##### INFORMATION GIVEN #####

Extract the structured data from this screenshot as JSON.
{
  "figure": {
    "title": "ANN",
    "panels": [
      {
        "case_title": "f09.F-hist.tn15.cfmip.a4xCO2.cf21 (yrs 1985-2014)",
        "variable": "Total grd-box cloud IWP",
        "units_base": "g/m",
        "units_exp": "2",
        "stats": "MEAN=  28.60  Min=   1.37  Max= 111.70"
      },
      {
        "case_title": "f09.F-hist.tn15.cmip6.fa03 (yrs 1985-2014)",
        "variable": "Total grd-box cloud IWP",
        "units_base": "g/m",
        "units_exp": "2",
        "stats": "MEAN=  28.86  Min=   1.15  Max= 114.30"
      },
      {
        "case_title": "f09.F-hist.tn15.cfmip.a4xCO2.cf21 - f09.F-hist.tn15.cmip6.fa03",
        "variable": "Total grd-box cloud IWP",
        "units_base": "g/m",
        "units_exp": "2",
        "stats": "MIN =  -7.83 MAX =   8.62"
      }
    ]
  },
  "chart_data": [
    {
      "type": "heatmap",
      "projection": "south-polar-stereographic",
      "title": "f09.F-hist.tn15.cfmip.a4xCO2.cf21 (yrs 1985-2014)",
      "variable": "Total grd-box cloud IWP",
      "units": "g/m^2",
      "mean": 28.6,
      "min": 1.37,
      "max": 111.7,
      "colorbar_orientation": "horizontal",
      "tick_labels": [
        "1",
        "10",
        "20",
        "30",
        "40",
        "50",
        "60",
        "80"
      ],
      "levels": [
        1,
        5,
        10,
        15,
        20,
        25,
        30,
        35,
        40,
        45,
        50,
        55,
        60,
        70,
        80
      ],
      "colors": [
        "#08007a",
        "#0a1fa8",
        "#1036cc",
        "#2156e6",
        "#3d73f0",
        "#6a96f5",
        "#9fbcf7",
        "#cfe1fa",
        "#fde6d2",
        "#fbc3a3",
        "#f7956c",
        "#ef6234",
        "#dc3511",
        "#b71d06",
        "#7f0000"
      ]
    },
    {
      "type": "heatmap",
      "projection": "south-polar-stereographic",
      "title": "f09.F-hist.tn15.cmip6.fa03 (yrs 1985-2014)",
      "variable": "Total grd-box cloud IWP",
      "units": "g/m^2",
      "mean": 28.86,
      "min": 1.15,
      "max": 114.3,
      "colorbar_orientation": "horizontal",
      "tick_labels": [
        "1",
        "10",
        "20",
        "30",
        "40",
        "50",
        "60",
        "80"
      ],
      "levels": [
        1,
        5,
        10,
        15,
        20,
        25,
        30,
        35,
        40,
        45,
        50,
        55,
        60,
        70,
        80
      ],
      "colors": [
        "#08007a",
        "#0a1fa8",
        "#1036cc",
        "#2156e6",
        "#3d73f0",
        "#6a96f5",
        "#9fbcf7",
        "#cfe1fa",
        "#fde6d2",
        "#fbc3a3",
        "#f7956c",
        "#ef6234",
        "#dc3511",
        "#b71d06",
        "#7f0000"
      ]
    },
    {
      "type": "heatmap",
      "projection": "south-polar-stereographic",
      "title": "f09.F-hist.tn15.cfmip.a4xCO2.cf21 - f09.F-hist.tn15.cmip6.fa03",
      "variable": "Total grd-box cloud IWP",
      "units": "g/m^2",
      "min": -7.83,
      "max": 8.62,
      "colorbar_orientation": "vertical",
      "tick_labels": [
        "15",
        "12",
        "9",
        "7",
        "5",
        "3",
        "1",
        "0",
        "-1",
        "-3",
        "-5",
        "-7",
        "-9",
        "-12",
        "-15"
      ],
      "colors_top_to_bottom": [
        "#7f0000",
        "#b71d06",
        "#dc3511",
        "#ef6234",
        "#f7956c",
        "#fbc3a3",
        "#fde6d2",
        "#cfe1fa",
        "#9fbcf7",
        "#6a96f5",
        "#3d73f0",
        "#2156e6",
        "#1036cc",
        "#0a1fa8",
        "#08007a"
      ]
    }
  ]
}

#####

WHAT YOU ARE ASKED TO DO: Faithfully copy every entry, leaving nothing out.

RESULT OF THIS EXERCISE:
Extract the structured data from this screenshot as JSON.
{
  "figure": {
    "title": "ANN",
    "panels": [
      {
        "case_title": "f09.F-hist.tn15.cfmip.a4xCO2.cf21 (yrs 1985-2014)",
        "variable": "Total grd-box cloud IWP",
        "units_base": "g/m",
        "units_exp": "2",
        "stats": "MEAN=  28.60  Min=   1.37  Max= 111.70"
      },
      {
        "case_title": "f09.F-hist.tn15.cmip6.fa03 (yrs 1985-2014)",
        "variable": "Total grd-box cloud IWP",
        "units_base": "g/m",
        "units_exp": "2",
        "stats": "MEAN=  28.86  Min=   1.15  Max= 114.30"
      },
      {
        "case_title": "f09.F-hist.tn15.cfmip.a4xCO2.cf21 - f09.F-hist.tn15.cmip6.fa03",
        "variable": "Total grd-box cloud IWP",
        "units_base": "g/m",
        "units_exp": "2",
        "stats": "MIN =  -7.83 MAX =   8.62"
      }
    ]
  },
  "chart_data": [
    {
      "type": "heatmap",
      "projection": "south-polar-stereographic",
      "title": "f09.F-hist.tn15.cfmip.a4xCO2.cf21 (yrs 1985-2014)",
      "variable": "Total grd-box cloud IWP",
      "units": "g/m^2",
      "mean": 28.6,
      "min": 1.37,
      "max": 111.7,
      "colorbar_orientation": "horizontal",
      "tick_labels": [
        "1",
        "10",
        "20",
        "30",
        "40",
        "50",
        "60",
        "80"
      ],
      "levels": [
        1,
        5,
        10,
        15,
        20,
        25,
        30,
        35,
        40,
        45,
        50,
        55,
        60,
        70,
        80
      ],
      "colors": [
        "#08007a",
        "#0a1fa8",
        "#1036cc",
        "#2156e6",
        "#3d73f0",
        "#6a96f5",
        "#9fbcf7",
        "#cfe1fa",
        "#fde6d2",
        "#fbc3a3",
        "#f7956c",
        "#ef6234",
        "#dc3511",
        "#b71d06",
        "#7f0000"
      ]
    },
    {
      "type": "heatmap",
      "projection": "south-polar-stereographic",
      "title": "f09.F-hist.tn15.cmip6.fa03 (yrs 1985-2014)",
      "variable": "Total grd-box cloud IWP",
      "units": "g/m^2",
      "mean": 28.86,
      "min": 1.15,
      "max": 114.3,
      "colorbar_orientation": "horizontal",
      "tick_labels": [
        "1",
        "10",
        "20",
        "30",
        "40",
        "50",
        "60",
        "80"
      ],
      "levels": [
        1,
        5,
        10,
        15,
        20,
        25,
        30,
        35,
        40,
        45,
        50,
        55,
        60,
        70,
        80
      ],
      "colors": [
        "#08007a",
        "#0a1fa8",
        "#1036cc",
        "#2156e6",
        "#3d73f0",
        "#6a96f5",
        "#9fbcf7",
        "#cfe1fa",
        "#fde6d2",
        "#fbc3a3",
        "#f7956c",
        "#ef6234",
        "#dc3511",
        "#b71d06",
        "#7f0000"
      ]
    },
    {
      "type": "heatmap",
      "projection": "south-polar-stereographic",
      "title": "f09.F-hist.tn15.cfmip.a4xCO2.cf21 - f09.F-hist.tn15.cmip6.fa03",
      "variable": "Total grd-box cloud IWP",
      "units": "g/m^2",
      "min": -7.83,
      "max": 8.62,
      "colorbar_orientation": "vertical",
      "tick_labels": [
        "15",
        "12",
        "9",
        "7",
        "5",
        "3",
        "1",
        "0",
        "-1",
        "-3",
        "-5",
        "-7",
        "-9",
        "-12",
        "-15"
      ],
      "colors_top_to_bottom": [
        "#7f0000",
        "#b71d06",
        "#dc3511",
        "#ef6234",
        "#f7956c",
        "#fbc3a3",
        "#fde6d2",
        "#cfe1fa",
        "#9fbcf7",
        "#6a96f5",
        "#3d73f0",
        "#2156e6",
        "#1036cc",
        "#0a1fa8",
        "#08007a"
      ]
    }
  ]
}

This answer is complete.